Excerpt
2.  Correcting for the mean is not appropriate when the posterior is
    simulated.

It has been pointed out that use of $\sigma^2/2$ is unnecessary when
using MCMC, since MCMC provides the entire posterior for estimated
recruitment, from which both the median and the mean are readily
available. This is correct, however the I'm unaware of anyone who uses
$\sigma^2/2$ to estimate the mean of annual recruitment with MCMC
methods. Instead, $\sigma^2/2$ is used to calculate $log(\alpha^{'})$
and $S^{'}_{msy}$ which describe a Ricker curve which go through the
mean of the data.

3.  The department needs to be consistent in it's usage of $S_{msy}$ or
    $S^{'}_{msy}$.

I certainly agree that our current system (which seems to be based on
personal preference) could be refined. That said, I'm not convinced that
it is in the department's best interests to eliminate use of either
$S_{msy}$ or $S^{'}_{msy}$ when describing spawn-recruit relationships.

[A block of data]
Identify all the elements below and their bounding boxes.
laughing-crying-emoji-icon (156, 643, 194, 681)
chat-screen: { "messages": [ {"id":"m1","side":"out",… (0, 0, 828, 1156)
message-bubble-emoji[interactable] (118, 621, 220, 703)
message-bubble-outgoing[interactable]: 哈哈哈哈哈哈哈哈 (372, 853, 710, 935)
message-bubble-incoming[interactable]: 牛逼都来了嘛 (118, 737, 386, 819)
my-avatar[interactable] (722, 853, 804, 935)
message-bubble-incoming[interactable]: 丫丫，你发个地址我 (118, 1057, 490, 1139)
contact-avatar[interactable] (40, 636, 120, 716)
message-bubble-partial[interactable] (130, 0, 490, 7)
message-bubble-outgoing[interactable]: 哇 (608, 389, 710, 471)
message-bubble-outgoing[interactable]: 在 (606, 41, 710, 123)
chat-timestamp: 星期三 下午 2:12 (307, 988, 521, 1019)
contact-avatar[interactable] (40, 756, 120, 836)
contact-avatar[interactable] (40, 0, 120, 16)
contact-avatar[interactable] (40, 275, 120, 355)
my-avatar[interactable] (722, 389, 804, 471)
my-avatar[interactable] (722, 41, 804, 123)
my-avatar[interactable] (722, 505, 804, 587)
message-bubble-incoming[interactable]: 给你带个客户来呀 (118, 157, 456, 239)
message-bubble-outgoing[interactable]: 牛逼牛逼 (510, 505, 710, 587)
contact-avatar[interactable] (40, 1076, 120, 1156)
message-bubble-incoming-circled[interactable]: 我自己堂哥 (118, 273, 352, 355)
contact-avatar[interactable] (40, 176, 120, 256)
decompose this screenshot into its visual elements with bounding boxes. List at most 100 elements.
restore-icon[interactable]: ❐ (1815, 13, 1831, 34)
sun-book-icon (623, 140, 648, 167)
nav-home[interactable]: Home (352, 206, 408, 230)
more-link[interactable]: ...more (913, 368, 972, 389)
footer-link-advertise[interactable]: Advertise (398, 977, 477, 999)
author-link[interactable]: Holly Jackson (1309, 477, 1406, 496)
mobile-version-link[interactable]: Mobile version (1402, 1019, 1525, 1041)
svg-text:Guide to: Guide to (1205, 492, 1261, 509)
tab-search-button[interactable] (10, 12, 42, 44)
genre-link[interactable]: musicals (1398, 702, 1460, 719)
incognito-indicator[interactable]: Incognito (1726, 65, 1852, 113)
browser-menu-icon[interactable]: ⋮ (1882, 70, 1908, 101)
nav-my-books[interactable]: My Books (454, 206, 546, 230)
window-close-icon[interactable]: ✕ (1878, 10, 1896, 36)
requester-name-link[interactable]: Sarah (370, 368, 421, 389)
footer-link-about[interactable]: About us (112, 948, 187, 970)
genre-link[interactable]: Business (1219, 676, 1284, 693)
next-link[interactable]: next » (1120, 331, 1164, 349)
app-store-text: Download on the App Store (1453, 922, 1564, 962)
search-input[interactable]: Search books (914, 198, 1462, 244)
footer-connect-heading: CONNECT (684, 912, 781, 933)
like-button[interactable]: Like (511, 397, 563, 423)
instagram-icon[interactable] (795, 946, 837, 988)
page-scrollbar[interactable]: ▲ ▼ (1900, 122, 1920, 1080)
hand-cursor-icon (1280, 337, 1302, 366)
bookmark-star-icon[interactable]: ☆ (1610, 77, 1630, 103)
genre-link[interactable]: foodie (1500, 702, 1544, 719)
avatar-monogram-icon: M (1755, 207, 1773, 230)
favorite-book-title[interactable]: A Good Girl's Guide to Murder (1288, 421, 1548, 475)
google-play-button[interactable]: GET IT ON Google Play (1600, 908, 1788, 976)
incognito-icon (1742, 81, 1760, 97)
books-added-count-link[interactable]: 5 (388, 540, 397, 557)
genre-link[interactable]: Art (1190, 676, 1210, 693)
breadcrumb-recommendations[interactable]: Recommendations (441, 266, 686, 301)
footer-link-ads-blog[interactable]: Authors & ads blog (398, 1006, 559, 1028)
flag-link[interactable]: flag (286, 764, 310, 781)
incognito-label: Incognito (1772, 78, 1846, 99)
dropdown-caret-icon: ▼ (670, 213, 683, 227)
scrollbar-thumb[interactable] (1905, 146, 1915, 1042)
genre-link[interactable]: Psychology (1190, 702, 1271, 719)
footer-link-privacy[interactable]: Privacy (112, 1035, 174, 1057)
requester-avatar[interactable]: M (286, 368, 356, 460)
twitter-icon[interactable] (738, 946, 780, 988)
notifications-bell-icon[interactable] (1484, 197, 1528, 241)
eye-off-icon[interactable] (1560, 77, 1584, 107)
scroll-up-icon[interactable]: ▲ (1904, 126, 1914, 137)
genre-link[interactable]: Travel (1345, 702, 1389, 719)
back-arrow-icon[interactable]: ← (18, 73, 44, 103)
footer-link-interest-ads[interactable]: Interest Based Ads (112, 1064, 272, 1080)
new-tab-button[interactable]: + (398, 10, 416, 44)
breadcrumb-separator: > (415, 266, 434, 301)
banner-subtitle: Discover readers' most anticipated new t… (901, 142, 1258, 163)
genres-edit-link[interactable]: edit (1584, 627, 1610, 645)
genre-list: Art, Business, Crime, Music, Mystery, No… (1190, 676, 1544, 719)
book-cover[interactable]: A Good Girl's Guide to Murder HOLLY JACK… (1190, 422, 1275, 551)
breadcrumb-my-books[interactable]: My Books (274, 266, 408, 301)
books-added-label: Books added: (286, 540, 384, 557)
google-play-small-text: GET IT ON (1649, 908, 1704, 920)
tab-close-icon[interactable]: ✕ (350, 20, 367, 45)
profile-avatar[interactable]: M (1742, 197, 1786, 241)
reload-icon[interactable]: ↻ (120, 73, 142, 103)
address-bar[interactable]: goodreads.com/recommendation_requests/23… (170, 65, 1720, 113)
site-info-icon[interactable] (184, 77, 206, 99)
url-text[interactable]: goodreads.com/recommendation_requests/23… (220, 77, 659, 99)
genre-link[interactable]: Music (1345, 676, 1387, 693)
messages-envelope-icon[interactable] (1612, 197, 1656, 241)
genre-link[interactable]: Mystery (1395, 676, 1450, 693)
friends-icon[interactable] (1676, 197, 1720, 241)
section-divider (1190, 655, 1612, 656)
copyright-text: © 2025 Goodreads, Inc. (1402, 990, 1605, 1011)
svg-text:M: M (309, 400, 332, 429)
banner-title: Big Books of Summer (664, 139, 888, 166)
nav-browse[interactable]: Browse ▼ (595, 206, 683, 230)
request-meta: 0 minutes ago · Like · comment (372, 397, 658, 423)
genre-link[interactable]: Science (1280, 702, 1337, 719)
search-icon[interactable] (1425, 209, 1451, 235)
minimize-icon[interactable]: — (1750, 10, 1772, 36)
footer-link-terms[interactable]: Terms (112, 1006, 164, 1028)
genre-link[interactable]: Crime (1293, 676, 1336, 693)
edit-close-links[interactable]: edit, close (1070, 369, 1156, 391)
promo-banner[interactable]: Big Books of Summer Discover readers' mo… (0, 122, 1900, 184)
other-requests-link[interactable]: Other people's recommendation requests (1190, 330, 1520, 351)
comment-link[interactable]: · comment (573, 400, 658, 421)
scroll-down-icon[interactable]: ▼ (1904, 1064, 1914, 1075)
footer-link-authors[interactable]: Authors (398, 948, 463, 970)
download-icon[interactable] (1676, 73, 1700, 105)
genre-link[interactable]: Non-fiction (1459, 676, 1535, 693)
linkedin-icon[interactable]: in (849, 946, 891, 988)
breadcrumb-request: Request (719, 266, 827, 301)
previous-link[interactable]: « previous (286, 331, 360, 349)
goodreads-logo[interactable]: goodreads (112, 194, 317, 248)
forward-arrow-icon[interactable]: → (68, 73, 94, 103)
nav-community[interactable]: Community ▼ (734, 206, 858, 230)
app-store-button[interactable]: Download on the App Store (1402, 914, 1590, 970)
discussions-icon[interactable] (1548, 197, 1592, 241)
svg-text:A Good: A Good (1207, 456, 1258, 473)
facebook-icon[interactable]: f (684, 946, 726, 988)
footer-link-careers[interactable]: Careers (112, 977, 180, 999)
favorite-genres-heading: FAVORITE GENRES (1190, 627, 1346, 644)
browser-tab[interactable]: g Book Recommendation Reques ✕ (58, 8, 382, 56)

Problem set
**A)** According to the excerpt, what does MCMC provide for estimated recruitment?
**B)** For each statement, answer yes or no according to the excerpt, and quote the words that decide it.
(i) The writer agrees that the current system could be refined.
(ii) The writer is convinced the department should eliminate use of either $S_{msy}$ or $S^{'}_{msy}$.
(iii) The writer knows of people who use $\sigma^2/2$ to estimate the mean of annual recruitment with MCMC methods.

Solutions below
**A)** The entire posterior, from which both the median and the mean are readily available.

**B)**
(i) Yes: "I certainly agree that our current system (which seems to be based on personal preference) could be refined."
(ii) No: "I'm not convinced that it is in the department's best interests to eliminate use of either $S_{msy}$ or $S^{'}_{msy}$"
(iii) No: "I'm unaware of anyone who uses $\sigma^2/2$ to estimate the mean of annual recruitment with MCMC methods."